» PROVIDED RECORDS
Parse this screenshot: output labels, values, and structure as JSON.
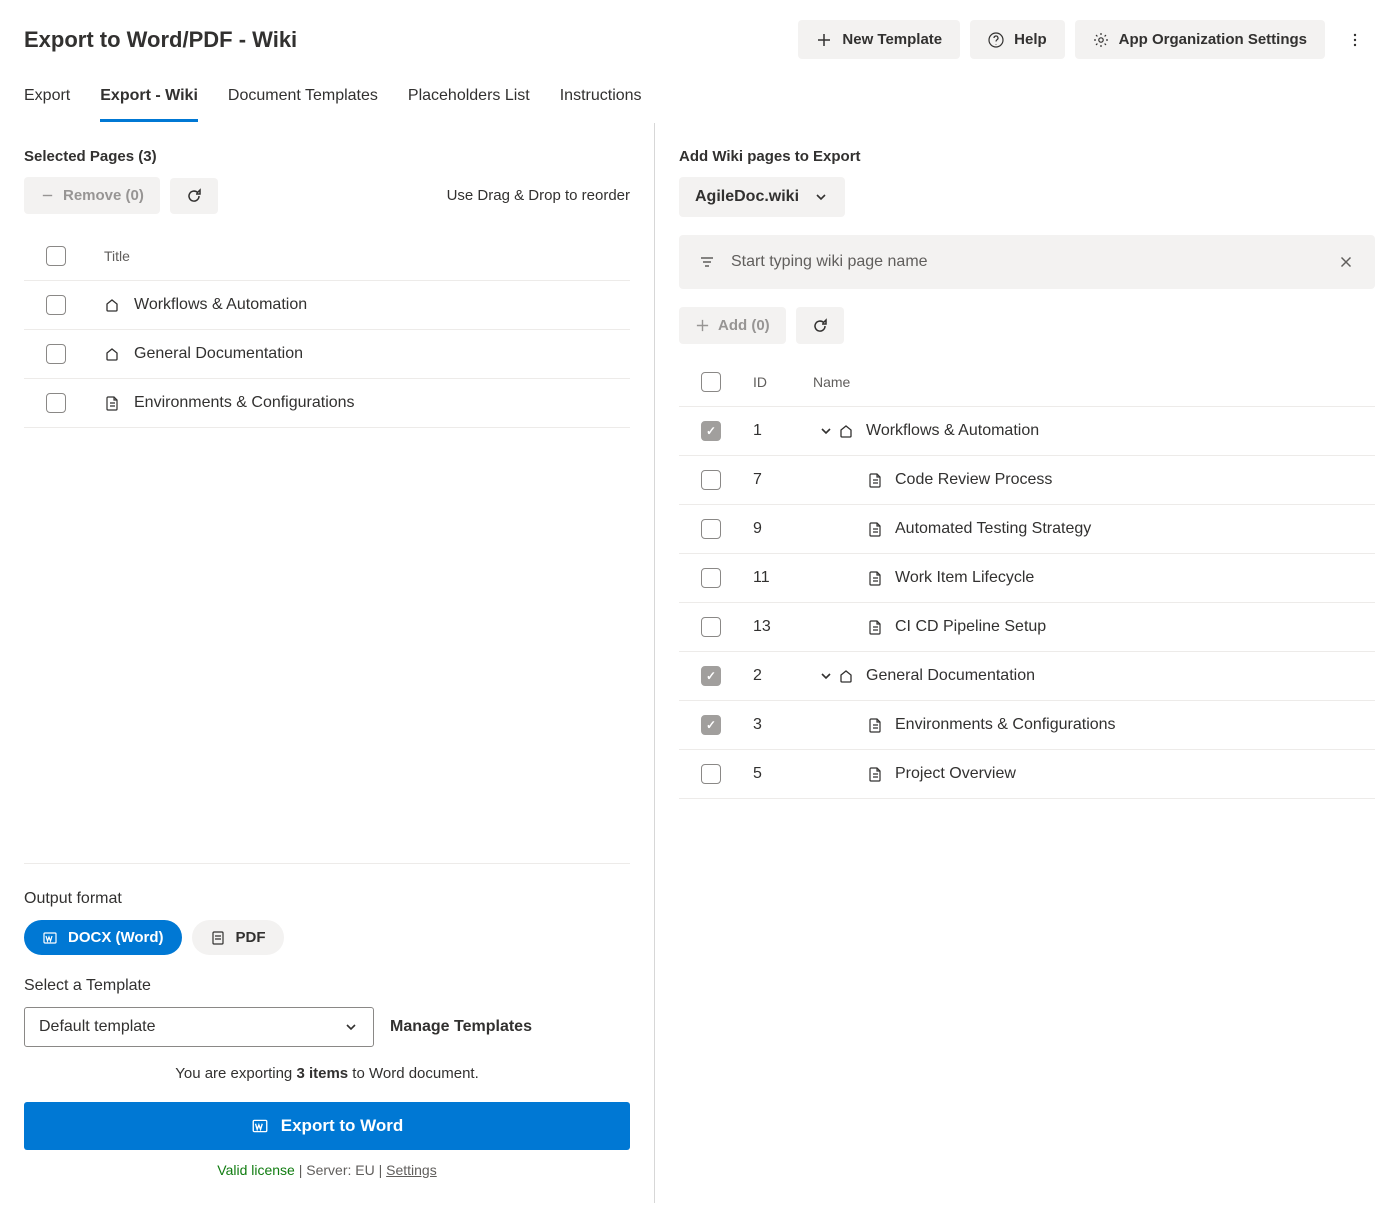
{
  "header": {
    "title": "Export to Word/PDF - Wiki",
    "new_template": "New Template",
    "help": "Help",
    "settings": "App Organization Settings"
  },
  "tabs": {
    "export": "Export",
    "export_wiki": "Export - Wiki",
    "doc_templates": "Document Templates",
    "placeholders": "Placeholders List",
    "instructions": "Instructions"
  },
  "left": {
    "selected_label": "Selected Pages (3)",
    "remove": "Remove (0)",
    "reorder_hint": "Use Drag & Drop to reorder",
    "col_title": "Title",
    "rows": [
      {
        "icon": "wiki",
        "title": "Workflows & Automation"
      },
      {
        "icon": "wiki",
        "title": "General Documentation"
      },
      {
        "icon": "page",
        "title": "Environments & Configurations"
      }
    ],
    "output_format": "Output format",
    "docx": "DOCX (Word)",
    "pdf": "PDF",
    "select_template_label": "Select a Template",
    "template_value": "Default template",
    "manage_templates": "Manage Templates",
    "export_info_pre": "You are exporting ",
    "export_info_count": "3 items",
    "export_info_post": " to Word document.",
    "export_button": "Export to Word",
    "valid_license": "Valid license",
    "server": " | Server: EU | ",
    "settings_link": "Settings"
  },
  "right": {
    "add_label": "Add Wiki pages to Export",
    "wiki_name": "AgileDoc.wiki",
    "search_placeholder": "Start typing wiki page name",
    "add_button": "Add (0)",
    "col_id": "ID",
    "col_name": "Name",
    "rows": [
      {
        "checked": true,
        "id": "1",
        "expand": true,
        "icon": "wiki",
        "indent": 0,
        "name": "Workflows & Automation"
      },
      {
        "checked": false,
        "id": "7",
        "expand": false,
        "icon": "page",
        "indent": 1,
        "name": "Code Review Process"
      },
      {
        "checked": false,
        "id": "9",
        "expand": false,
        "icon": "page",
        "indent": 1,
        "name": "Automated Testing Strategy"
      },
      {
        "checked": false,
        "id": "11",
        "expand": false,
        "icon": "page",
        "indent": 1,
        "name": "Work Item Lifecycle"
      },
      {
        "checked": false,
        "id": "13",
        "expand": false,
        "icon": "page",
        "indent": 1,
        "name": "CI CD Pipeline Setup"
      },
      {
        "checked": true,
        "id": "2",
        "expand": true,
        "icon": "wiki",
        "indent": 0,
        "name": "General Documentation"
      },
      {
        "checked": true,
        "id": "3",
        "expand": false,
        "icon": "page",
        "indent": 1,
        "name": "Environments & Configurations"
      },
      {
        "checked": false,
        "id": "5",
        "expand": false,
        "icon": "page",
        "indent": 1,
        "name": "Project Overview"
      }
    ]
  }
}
* * *
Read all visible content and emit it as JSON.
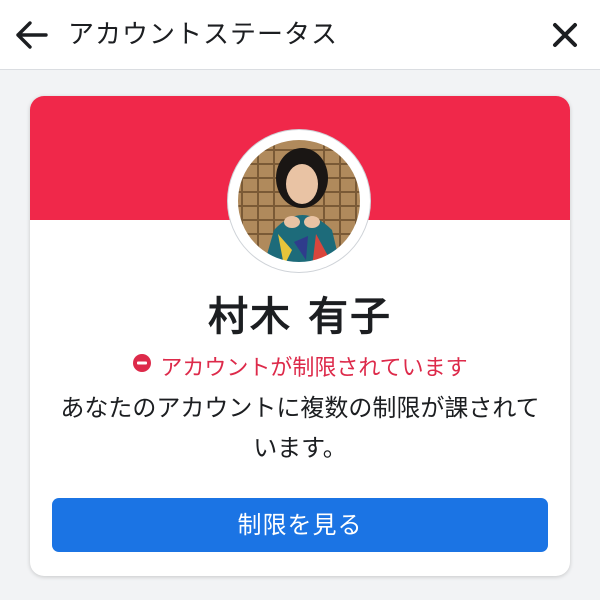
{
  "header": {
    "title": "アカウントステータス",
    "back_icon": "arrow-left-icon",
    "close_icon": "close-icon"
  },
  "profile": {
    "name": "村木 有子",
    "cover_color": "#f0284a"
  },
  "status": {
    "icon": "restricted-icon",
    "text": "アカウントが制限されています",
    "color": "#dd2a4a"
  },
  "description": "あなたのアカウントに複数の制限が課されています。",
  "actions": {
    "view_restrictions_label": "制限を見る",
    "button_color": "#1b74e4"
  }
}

» AIM OF THE TASK
Identify the lines of the data that contain the word "Workflows". Copy each of them.

» SOLUTION TO THE EXERCISE
        "title": "Workflows & Automation"
        "name": "Workflows & Automation"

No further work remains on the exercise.